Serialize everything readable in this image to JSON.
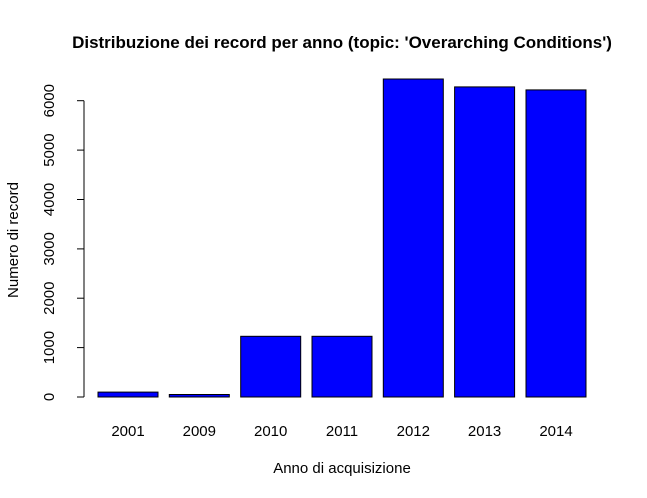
{
  "chart_data": {
    "type": "bar",
    "title": "Distribuzione dei record per anno (topic: 'Overarching Conditions')",
    "xlabel": "Anno di acquisizione",
    "ylabel": "Numero di record",
    "categories": [
      "2001",
      "2009",
      "2010",
      "2011",
      "2012",
      "2013",
      "2014"
    ],
    "values": [
      100,
      50,
      1230,
      1230,
      6440,
      6280,
      6220
    ],
    "ylim": [
      0,
      6440
    ],
    "yticks": [
      0,
      1000,
      2000,
      3000,
      4000,
      5000,
      6000
    ],
    "bar_color": "#0000ff",
    "grid": false,
    "legend": "none"
  }
}
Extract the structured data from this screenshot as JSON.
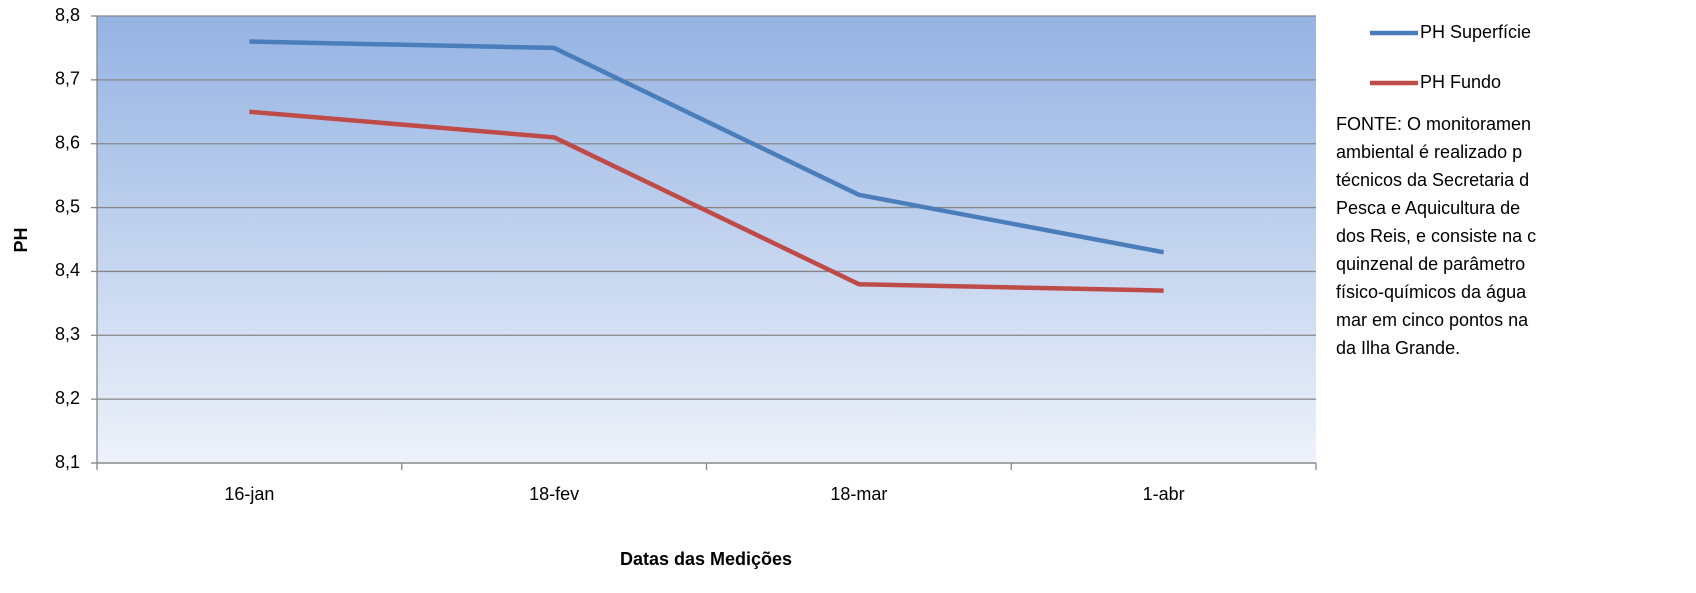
{
  "chart_data": {
    "type": "line",
    "categories": [
      "16-jan",
      "18-fev",
      "18-mar",
      "1-abr"
    ],
    "series": [
      {
        "name": "PH Superfície",
        "color": "#4a7ebb",
        "values": [
          8.76,
          8.75,
          8.52,
          8.43
        ]
      },
      {
        "name": "PH Fundo",
        "color": "#be4b48",
        "values": [
          8.65,
          8.61,
          8.38,
          8.37
        ]
      }
    ],
    "ylim": [
      8.1,
      8.8
    ],
    "yticks": [
      {
        "value": 8.1,
        "label": "8,1"
      },
      {
        "value": 8.2,
        "label": "8,2"
      },
      {
        "value": 8.3,
        "label": "8,3"
      },
      {
        "value": 8.4,
        "label": "8,4"
      },
      {
        "value": 8.5,
        "label": "8,5"
      },
      {
        "value": 8.6,
        "label": "8,6"
      },
      {
        "value": 8.7,
        "label": "8,7"
      },
      {
        "value": 8.8,
        "label": "8,8"
      }
    ],
    "xlabel": "Datas das Medições",
    "ylabel": "PH",
    "grid": true,
    "legend": "right",
    "annotation": [
      "FONTE: O monitoramen",
      "ambiental é realizado p",
      "técnicos da Secretaria d",
      "Pesca e Aquicultura de",
      "dos Reis, e consiste na c",
      "quinzenal de parâmetro",
      "físico-químicos da água",
      "mar em cinco pontos na",
      "da Ilha Grande."
    ]
  }
}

* TASK DETAILS:
Every record gets retyped exactly; no picture goes into the copy.

* COMPLETE RESPONSE:
Serialize everything readable in this image to JSON.
{
  "chart_data": {
    "type": "bar",
    "title": "Distribuzione dei record per anno (topic: 'Overarching Conditions')",
    "xlabel": "Anno di acquisizione",
    "ylabel": "Numero di record",
    "categories": [
      "2001",
      "2009",
      "2010",
      "2011",
      "2012",
      "2013",
      "2014"
    ],
    "values": [
      100,
      50,
      1230,
      1230,
      6440,
      6280,
      6220
    ],
    "ylim": [
      0,
      6440
    ],
    "yticks": [
      0,
      1000,
      2000,
      3000,
      4000,
      5000,
      6000
    ],
    "bar_color": "#0000ff",
    "grid": false,
    "legend": "none"
  }
}
Extract the structured data from this screenshot as JSON.
{
  "chart_data": {
    "type": "line",
    "categories": [
      "16-jan",
      "18-fev",
      "18-mar",
      "1-abr"
    ],
    "series": [
      {
        "name": "PH Superfície",
        "color": "#4a7ebb",
        "values": [
          8.76,
          8.75,
          8.52,
          8.43
        ]
      },
      {
        "name": "PH Fundo",
        "color": "#be4b48",
        "values": [
          8.65,
          8.61,
          8.38,
          8.37
        ]
      }
    ],
    "ylim": [
      8.1,
      8.8
    ],
    "yticks": [
      {
        "value": 8.1,
        "label": "8,1"
      },
      {
        "value": 8.2,
        "label": "8,2"
      },
      {
        "value": 8.3,
        "label": "8,3"
      },
      {
        "value": 8.4,
        "label": "8,4"
      },
      {
        "value": 8.5,
        "label": "8,5"
      },
      {
        "value": 8.6,
        "label": "8,6"
      },
      {
        "value": 8.7,
        "label": "8,7"
      },
      {
        "value": 8.8,
        "label": "8,8"
      }
    ],
    "xlabel": "Datas das Medições",
    "ylabel": "PH",
    "grid": true,
    "legend": "right",
    "annotation": [
      "FONTE: O monitoramen",
      "ambiental é realizado p",
      "técnicos da Secretaria d",
      "Pesca e Aquicultura de",
      "dos Reis, e consiste na c",
      "quinzenal de parâmetro",
      "físico-químicos da água",
      "mar em cinco pontos na",
      "da Ilha Grande."
    ]
  }
}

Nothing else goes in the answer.